» **AIM OF THE TASK**
The records below must be copied in full; omit the images.

[Collected data entries]
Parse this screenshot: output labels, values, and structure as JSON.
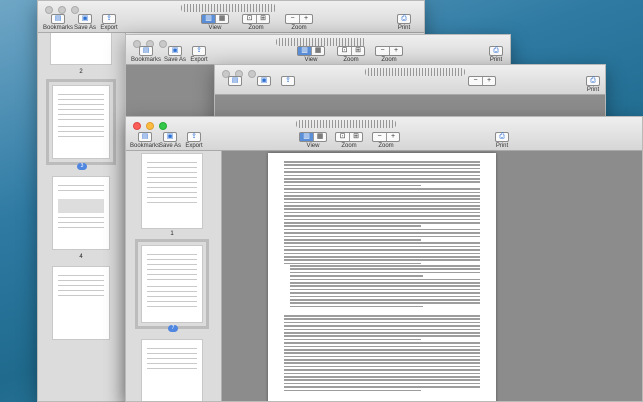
{
  "toolbar": {
    "bookmarks_label": "Bookmarks",
    "save_as_label": "Save As",
    "export_label": "Export",
    "view_label": "View",
    "zoom_label": "Zoom",
    "print_label": "Print"
  },
  "sidebar": {
    "page_numbers": [
      "2",
      "3",
      "4",
      "1",
      "7"
    ]
  }
}
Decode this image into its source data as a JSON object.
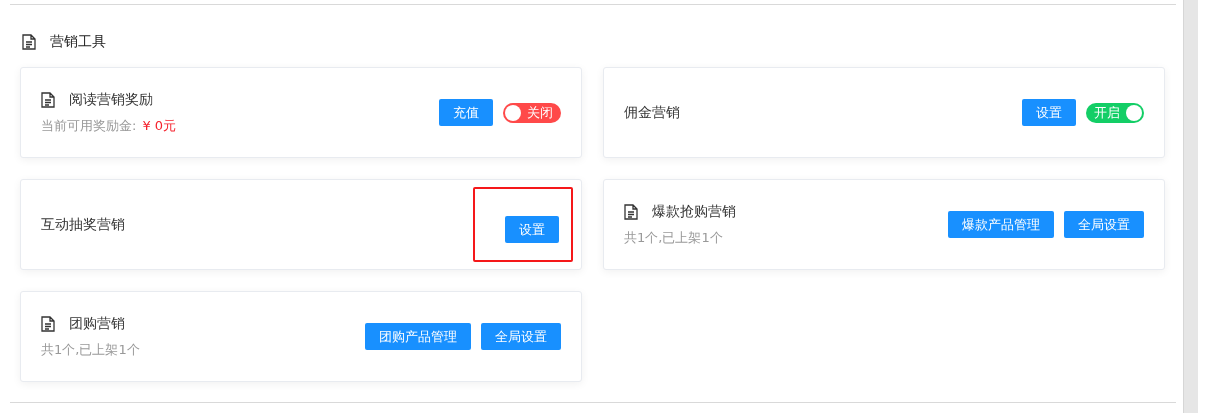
{
  "section": {
    "title": "营销工具"
  },
  "cards": [
    {
      "icon": true,
      "title": "阅读营销奖励",
      "subtitle": "当前可用奖励金:",
      "amount": "¥ 0元",
      "buttons": [
        {
          "label": "充值",
          "highlighted": false
        }
      ],
      "toggle": {
        "on": false,
        "label": "关闭"
      }
    },
    {
      "icon": false,
      "title": "佣金营销",
      "buttons": [
        {
          "label": "设置",
          "highlighted": false
        }
      ],
      "toggle": {
        "on": true,
        "label": "开启"
      }
    },
    {
      "icon": false,
      "title": "互动抽奖营销",
      "buttons": [
        {
          "label": "设置",
          "highlighted": true
        }
      ]
    },
    {
      "icon": true,
      "title": "爆款抢购营销",
      "subtitle": "共1个,已上架1个",
      "buttons": [
        {
          "label": "爆款产品管理",
          "highlighted": false
        },
        {
          "label": "全局设置",
          "highlighted": false
        }
      ]
    },
    {
      "icon": true,
      "title": "团购营销",
      "subtitle": "共1个,已上架1个",
      "buttons": [
        {
          "label": "团购产品管理",
          "highlighted": false
        },
        {
          "label": "全局设置",
          "highlighted": false
        }
      ]
    }
  ]
}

» **TASK ANSWER**
Parse this screenshot: output labels, values, and structure as JSON.
{
  "toolbar": {
    "bookmarks_label": "Bookmarks",
    "save_as_label": "Save As",
    "export_label": "Export",
    "view_label": "View",
    "zoom_label": "Zoom",
    "print_label": "Print"
  },
  "sidebar": {
    "page_numbers": [
      "2",
      "3",
      "4",
      "1",
      "7"
    ]
  }
}
Decode this image into its source data as a JSON object.
{
  "section": {
    "title": "营销工具"
  },
  "cards": [
    {
      "icon": true,
      "title": "阅读营销奖励",
      "subtitle": "当前可用奖励金:",
      "amount": "¥ 0元",
      "buttons": [
        {
          "label": "充值",
          "highlighted": false
        }
      ],
      "toggle": {
        "on": false,
        "label": "关闭"
      }
    },
    {
      "icon": false,
      "title": "佣金营销",
      "buttons": [
        {
          "label": "设置",
          "highlighted": false
        }
      ],
      "toggle": {
        "on": true,
        "label": "开启"
      }
    },
    {
      "icon": false,
      "title": "互动抽奖营销",
      "buttons": [
        {
          "label": "设置",
          "highlighted": true
        }
      ]
    },
    {
      "icon": true,
      "title": "爆款抢购营销",
      "subtitle": "共1个,已上架1个",
      "buttons": [
        {
          "label": "爆款产品管理",
          "highlighted": false
        },
        {
          "label": "全局设置",
          "highlighted": false
        }
      ]
    },
    {
      "icon": true,
      "title": "团购营销",
      "subtitle": "共1个,已上架1个",
      "buttons": [
        {
          "label": "团购产品管理",
          "highlighted": false
        },
        {
          "label": "全局设置",
          "highlighted": false
        }
      ]
    }
  ]
}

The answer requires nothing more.